● **Required work**: From the first line to the last, copy the material exactly and leave the pictures out.
[Provided information Boundary: Start]
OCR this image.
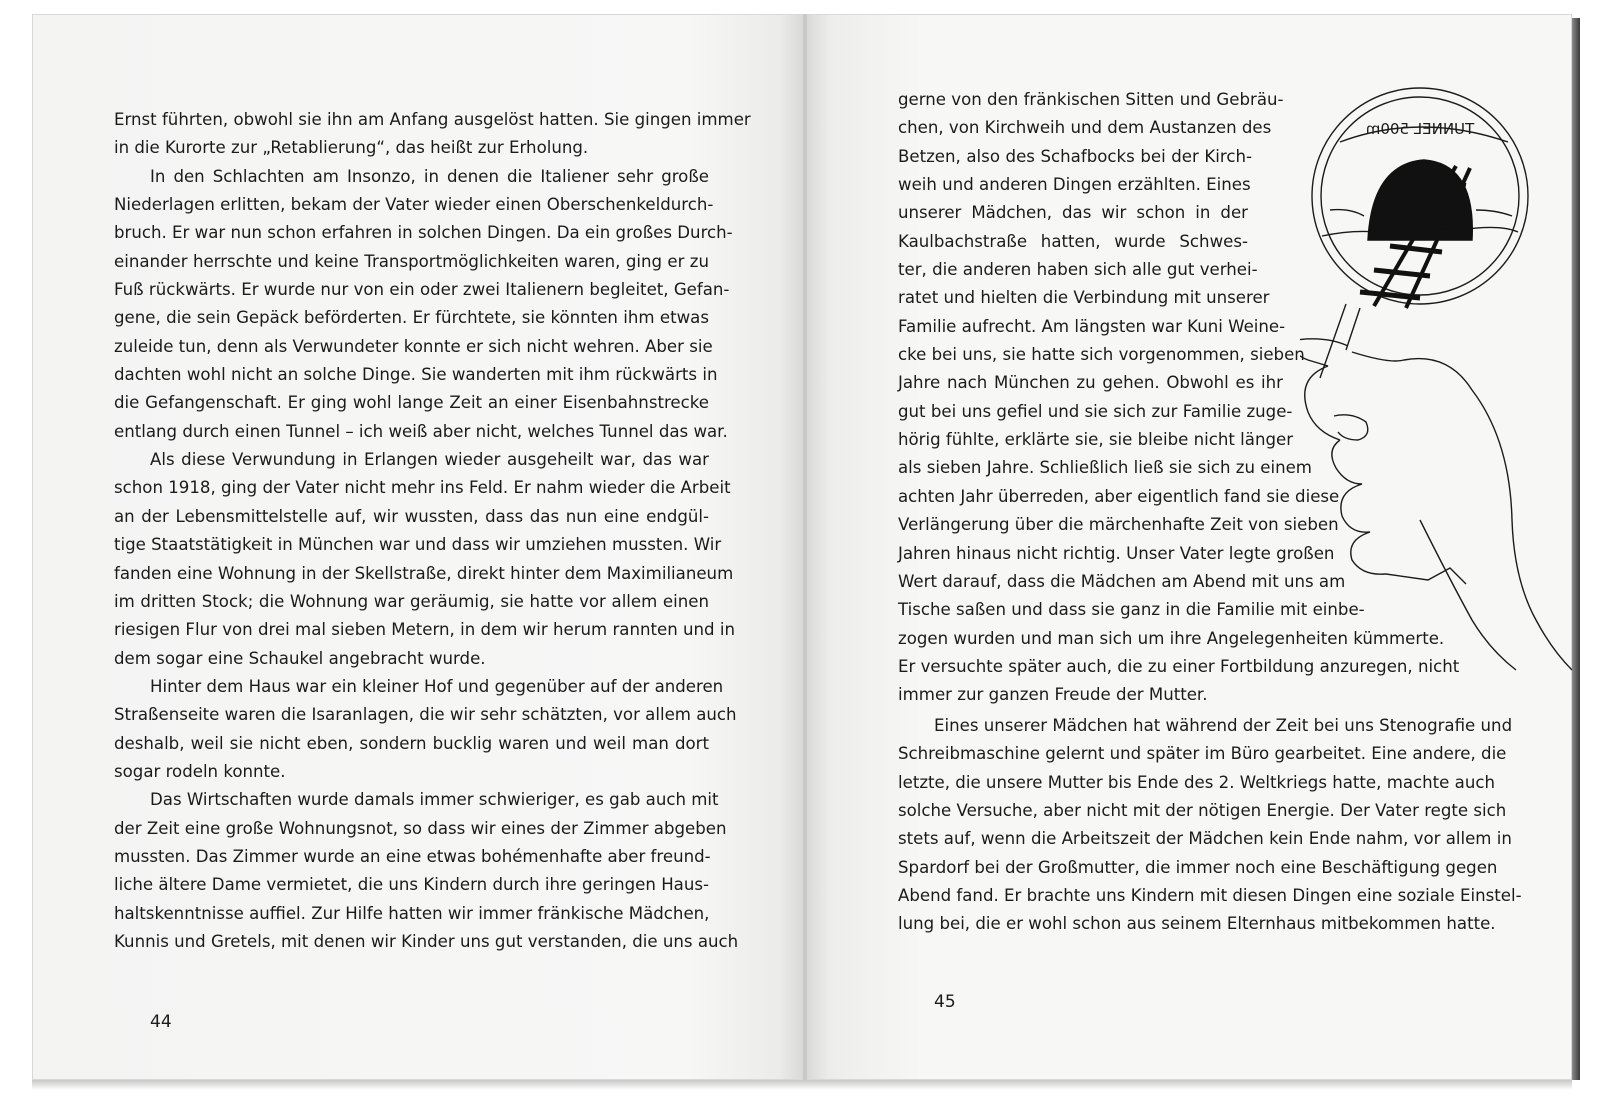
Ernst führten, obwohl sie ihn am Anfang ausgelöst hatten. Sie gingen immer
in die Kurorte zur „Retablierung“, das heißt zur Erholung.
In den Schlachten am Insonzo, in denen die Italiener sehr große
Niederlagen erlitten, bekam der Vater wieder einen Oberschenkeldurch-
bruch. Er war nun schon erfahren in solchen Dingen. Da ein großes Durch-
einander herrschte und keine Transportmöglichkeiten waren, ging er zu
Fuß rückwärts. Er wurde nur von ein oder zwei Italienern begleitet, Gefan-
gene, die sein Gepäck beförderten. Er fürchtete, sie könnten ihm etwas
zuleide tun, denn als Verwundeter konnte er sich nicht wehren. Aber sie
dachten wohl nicht an solche Dinge. Sie wanderten mit ihm rückwärts in
die Gefangenschaft. Er ging wohl lange Zeit an einer Eisenbahnstrecke
entlang durch einen Tunnel – ich weiß aber nicht, welches Tunnel das war.
Als diese Verwundung in Erlangen wieder ausgeheilt war, das war
schon 1918, ging der Vater nicht mehr ins Feld. Er nahm wieder die Arbeit
an der Lebensmittelstelle auf, wir wussten, dass das nun eine endgül-
tige Staatstätigkeit in München war und dass wir umziehen mussten. Wir
fanden eine Wohnung in der Skellstraße, direkt hinter dem Maximilianeum
im dritten Stock; die Wohnung war geräumig, sie hatte vor allem einen
riesigen Flur von drei mal sieben Metern, in dem wir herum rannten und in
dem sogar eine Schaukel angebracht wurde.
Hinter dem Haus war ein kleiner Hof und gegenüber auf der anderen
Straßenseite waren die Isaranlagen, die wir sehr schätzten, vor allem auch
deshalb, weil sie nicht eben, sondern bucklig waren und weil man dort
sogar rodeln konnte.
Das Wirtschaften wurde damals immer schwieriger, es gab auch mit
der Zeit eine große Wohnungsnot, so dass wir eines der Zimmer abgeben
mussten. Das Zimmer wurde an eine etwas bohémenhafte aber freund-
liche ältere Dame vermietet, die uns Kindern durch ihre geringen Haus-
haltskenntnisse auffiel. Zur Hilfe hatten wir immer fränkische Mädchen,
Kunnis und Gretels, mit denen wir Kinder uns gut verstanden, die uns auch
44
TUNNEL 500m
gerne von den fränkischen Sitten und Gebräu-
chen, von Kirchweih und dem Austanzen des
Betzen, also des Schafbocks bei der Kirch-
weih und anderen Dingen erzählten. Eines
unserer Mädchen, das wir schon in der
Kaulbachstraße hatten, wurde Schwes-
ter, die anderen haben sich alle gut verhei-
ratet und hielten die Verbindung mit unserer
Familie aufrecht. Am längsten war Kuni Weine-
cke bei uns, sie hatte sich vorgenommen, sieben
Jahre nach München zu gehen. Obwohl es ihr
gut bei uns gefiel und sie sich zur Familie zuge-
hörig fühlte, erklärte sie, sie bleibe nicht länger
als sieben Jahre. Schließlich ließ sie sich zu einem
achten Jahr überreden, aber eigentlich fand sie diese
Verlängerung über die märchenhafte Zeit von sieben
Jahren hinaus nicht richtig. Unser Vater legte großen
Wert darauf, dass die Mädchen am Abend mit uns am
Tische saßen und dass sie ganz in die Familie mit einbe-
zogen wurden und man sich um ihre Angelegenheiten kümmerte.
Er versuchte später auch, die zu einer Fortbildung anzuregen, nicht
immer zur ganzen Freude der Mutter.
Eines unserer Mädchen hat während der Zeit bei uns Stenografie und
Schreibmaschine gelernt und später im Büro gearbeitet. Eine andere, die
letzte, die unsere Mutter bis Ende des 2. Weltkriegs hatte, machte auch
solche Versuche, aber nicht mit der nötigen Energie. Der Vater regte sich
stets auf, wenn die Arbeitszeit der Mädchen kein Ende nahm, vor allem in
Spardorf bei der Großmutter, die immer noch eine Beschäftigung gegen
Abend fand. Er brachte uns Kindern mit diesen Dingen eine soziale Einstel-
lung bei, die er wohl schon aus seinem Elternhaus mitbekommen hatte.
45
[Provided information Boundary: End]
● **Solution to this problem**:
OCR this image.
Ernst führten, obwohl sie ihn am Anfang ausgelöst hatten. Sie gingen immer
in die Kurorte zur „Retablierung“, das heißt zur Erholung.
In den Schlachten am Insonzo, in denen die Italiener sehr große
Niederlagen erlitten, bekam der Vater wieder einen Oberschenkeldurch-
bruch. Er war nun schon erfahren in solchen Dingen. Da ein großes Durch-
einander herrschte und keine Transportmöglichkeiten waren, ging er zu
Fuß rückwärts. Er wurde nur von ein oder zwei Italienern begleitet, Gefan-
gene, die sein Gepäck beförderten. Er fürchtete, sie könnten ihm etwas
zuleide tun, denn als Verwundeter konnte er sich nicht wehren. Aber sie
dachten wohl nicht an solche Dinge. Sie wanderten mit ihm rückwärts in
die Gefangenschaft. Er ging wohl lange Zeit an einer Eisenbahnstrecke
entlang durch einen Tunnel – ich weiß aber nicht, welches Tunnel das war.
Als diese Verwundung in Erlangen wieder ausgeheilt war, das war
schon 1918, ging der Vater nicht mehr ins Feld. Er nahm wieder die Arbeit
an der Lebensmittelstelle auf, wir wussten, dass das nun eine endgül-
tige Staatstätigkeit in München war und dass wir umziehen mussten. Wir
fanden eine Wohnung in der Skellstraße, direkt hinter dem Maximilianeum
im dritten Stock; die Wohnung war geräumig, sie hatte vor allem einen
riesigen Flur von drei mal sieben Metern, in dem wir herum rannten und in
dem sogar eine Schaukel angebracht wurde.
Hinter dem Haus war ein kleiner Hof und gegenüber auf der anderen
Straßenseite waren die Isaranlagen, die wir sehr schätzten, vor allem auch
deshalb, weil sie nicht eben, sondern bucklig waren und weil man dort
sogar rodeln konnte.
Das Wirtschaften wurde damals immer schwieriger, es gab auch mit
der Zeit eine große Wohnungsnot, so dass wir eines der Zimmer abgeben
mussten. Das Zimmer wurde an eine etwas bohémenhafte aber freund-
liche ältere Dame vermietet, die uns Kindern durch ihre geringen Haus-
haltskenntnisse auffiel. Zur Hilfe hatten wir immer fränkische Mädchen,
Kunnis und Gretels, mit denen wir Kinder uns gut verstanden, die uns auch
44
TUNNEL 500m
gerne von den fränkischen Sitten und Gebräu-
chen, von Kirchweih und dem Austanzen des
Betzen, also des Schafbocks bei der Kirch-
weih und anderen Dingen erzählten. Eines
unserer Mädchen, das wir schon in der
Kaulbachstraße hatten, wurde Schwes-
ter, die anderen haben sich alle gut verhei-
ratet und hielten die Verbindung mit unserer
Familie aufrecht. Am längsten war Kuni Weine-
cke bei uns, sie hatte sich vorgenommen, sieben
Jahre nach München zu gehen. Obwohl es ihr
gut bei uns gefiel und sie sich zur Familie zuge-
hörig fühlte, erklärte sie, sie bleibe nicht länger
als sieben Jahre. Schließlich ließ sie sich zu einem
achten Jahr überreden, aber eigentlich fand sie diese
Verlängerung über die märchenhafte Zeit von sieben
Jahren hinaus nicht richtig. Unser Vater legte großen
Wert darauf, dass die Mädchen am Abend mit uns am
Tische saßen und dass sie ganz in die Familie mit einbe-
zogen wurden und man sich um ihre Angelegenheiten kümmerte.
Er versuchte später auch, die zu einer Fortbildung anzuregen, nicht
immer zur ganzen Freude der Mutter.
Eines unserer Mädchen hat während der Zeit bei uns Stenografie und
Schreibmaschine gelernt und später im Büro gearbeitet. Eine andere, die
letzte, die unsere Mutter bis Ende des 2. Weltkriegs hatte, machte auch
solche Versuche, aber nicht mit der nötigen Energie. Der Vater regte sich
stets auf, wenn die Arbeitszeit der Mädchen kein Ende nahm, vor allem in
Spardorf bei der Großmutter, die immer noch eine Beschäftigung gegen
Abend fand. Er brachte uns Kindern mit diesen Dingen eine soziale Einstel-
lung bei, die er wohl schon aus seinem Elternhaus mitbekommen hatte.
45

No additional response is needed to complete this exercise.